__Work required__: In the data below, locate each line with the word "LUCI" and list it.

Collected data entries
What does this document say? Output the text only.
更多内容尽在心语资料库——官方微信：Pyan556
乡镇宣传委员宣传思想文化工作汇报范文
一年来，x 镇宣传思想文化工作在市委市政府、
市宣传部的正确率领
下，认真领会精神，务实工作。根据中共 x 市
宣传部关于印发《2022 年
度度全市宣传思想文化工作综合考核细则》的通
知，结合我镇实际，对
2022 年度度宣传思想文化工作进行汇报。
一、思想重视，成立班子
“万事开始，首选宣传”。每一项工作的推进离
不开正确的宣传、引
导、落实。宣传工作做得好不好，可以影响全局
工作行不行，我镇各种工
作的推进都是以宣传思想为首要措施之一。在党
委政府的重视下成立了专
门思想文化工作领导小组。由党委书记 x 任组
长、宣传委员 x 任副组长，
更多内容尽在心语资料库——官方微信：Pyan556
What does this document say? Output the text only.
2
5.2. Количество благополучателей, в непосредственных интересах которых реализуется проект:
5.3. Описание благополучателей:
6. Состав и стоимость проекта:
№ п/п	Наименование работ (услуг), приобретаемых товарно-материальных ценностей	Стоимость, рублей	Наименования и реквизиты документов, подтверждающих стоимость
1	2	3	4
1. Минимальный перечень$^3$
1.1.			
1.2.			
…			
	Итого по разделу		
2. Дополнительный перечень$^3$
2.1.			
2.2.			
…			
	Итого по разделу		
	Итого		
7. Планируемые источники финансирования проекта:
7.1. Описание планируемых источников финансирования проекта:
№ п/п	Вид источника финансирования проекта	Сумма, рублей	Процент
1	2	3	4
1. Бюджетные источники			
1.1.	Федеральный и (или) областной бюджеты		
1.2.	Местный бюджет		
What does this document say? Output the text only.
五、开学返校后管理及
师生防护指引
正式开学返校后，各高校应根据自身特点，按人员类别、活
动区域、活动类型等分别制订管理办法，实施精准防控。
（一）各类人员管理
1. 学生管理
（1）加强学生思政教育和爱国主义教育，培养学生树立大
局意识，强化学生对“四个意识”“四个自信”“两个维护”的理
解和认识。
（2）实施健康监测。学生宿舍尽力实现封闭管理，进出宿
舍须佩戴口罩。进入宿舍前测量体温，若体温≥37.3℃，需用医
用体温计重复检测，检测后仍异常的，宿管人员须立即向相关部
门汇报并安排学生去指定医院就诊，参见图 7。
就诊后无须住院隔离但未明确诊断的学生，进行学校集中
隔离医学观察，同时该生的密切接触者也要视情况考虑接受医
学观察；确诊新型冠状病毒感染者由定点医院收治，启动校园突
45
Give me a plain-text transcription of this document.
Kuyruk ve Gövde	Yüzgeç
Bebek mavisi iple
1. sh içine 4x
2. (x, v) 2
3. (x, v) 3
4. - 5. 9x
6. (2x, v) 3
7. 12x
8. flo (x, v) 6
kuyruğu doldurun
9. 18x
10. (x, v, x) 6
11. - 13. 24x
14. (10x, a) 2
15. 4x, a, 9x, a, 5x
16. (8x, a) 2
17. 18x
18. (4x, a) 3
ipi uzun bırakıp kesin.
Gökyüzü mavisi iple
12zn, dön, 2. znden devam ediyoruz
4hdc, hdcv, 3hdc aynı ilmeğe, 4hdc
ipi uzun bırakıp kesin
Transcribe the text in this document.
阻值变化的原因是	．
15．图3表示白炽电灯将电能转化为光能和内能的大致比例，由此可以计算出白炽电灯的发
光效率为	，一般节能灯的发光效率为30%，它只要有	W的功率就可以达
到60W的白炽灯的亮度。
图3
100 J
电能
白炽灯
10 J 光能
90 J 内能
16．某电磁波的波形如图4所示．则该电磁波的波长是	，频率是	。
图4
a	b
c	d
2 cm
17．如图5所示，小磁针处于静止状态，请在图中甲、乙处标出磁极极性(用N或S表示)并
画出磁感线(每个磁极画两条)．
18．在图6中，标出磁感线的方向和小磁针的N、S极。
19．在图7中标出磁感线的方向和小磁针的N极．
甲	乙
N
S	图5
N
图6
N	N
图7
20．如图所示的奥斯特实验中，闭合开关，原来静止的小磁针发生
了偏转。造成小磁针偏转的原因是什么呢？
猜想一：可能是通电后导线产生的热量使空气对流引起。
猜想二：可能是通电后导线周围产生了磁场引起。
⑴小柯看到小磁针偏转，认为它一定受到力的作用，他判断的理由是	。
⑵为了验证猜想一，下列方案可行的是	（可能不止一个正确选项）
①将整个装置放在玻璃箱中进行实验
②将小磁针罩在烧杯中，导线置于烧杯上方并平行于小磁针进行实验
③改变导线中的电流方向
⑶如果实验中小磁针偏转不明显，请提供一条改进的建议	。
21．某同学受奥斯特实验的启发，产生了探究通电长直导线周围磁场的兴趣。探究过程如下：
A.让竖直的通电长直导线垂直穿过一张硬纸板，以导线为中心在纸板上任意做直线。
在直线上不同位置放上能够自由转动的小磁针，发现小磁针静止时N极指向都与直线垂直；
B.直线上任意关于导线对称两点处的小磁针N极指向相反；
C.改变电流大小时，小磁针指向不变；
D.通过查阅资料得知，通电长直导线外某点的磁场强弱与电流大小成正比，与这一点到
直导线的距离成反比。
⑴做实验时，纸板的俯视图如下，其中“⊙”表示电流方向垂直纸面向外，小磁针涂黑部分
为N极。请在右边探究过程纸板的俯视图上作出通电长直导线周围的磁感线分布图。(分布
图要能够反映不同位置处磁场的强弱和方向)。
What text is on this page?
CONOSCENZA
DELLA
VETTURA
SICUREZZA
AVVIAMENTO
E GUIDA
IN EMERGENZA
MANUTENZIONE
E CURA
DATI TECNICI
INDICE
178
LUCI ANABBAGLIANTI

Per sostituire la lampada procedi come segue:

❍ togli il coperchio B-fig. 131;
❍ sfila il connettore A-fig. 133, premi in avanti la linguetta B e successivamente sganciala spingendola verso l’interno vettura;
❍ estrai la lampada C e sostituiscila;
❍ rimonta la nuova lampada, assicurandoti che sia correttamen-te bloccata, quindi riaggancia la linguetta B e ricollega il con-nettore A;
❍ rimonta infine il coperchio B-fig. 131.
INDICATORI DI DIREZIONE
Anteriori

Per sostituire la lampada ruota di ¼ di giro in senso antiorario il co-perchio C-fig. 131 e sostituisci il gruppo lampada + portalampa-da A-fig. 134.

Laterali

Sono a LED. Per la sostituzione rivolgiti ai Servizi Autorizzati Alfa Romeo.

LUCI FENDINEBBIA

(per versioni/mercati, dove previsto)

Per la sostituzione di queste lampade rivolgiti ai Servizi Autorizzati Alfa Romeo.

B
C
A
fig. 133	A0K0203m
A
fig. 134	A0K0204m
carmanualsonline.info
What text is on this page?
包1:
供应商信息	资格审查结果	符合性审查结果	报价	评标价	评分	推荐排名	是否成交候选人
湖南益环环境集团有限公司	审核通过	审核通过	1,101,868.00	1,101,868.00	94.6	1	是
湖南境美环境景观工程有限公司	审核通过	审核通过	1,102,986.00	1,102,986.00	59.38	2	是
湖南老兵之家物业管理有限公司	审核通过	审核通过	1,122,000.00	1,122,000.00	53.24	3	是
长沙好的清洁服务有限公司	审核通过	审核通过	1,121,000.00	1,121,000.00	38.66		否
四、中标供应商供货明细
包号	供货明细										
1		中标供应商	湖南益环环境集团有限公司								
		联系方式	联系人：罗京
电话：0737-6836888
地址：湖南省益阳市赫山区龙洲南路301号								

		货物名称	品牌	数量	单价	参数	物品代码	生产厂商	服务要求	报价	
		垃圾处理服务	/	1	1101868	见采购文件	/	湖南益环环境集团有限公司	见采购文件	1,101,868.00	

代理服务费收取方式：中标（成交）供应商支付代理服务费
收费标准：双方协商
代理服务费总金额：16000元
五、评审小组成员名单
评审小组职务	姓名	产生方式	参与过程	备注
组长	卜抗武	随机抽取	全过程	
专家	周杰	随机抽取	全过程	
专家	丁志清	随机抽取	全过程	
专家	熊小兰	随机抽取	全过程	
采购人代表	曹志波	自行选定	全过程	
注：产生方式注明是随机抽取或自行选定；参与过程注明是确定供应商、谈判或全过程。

__Correct result__:
LUCI ANABBAGLIANTI
LUCI FENDINEBBIA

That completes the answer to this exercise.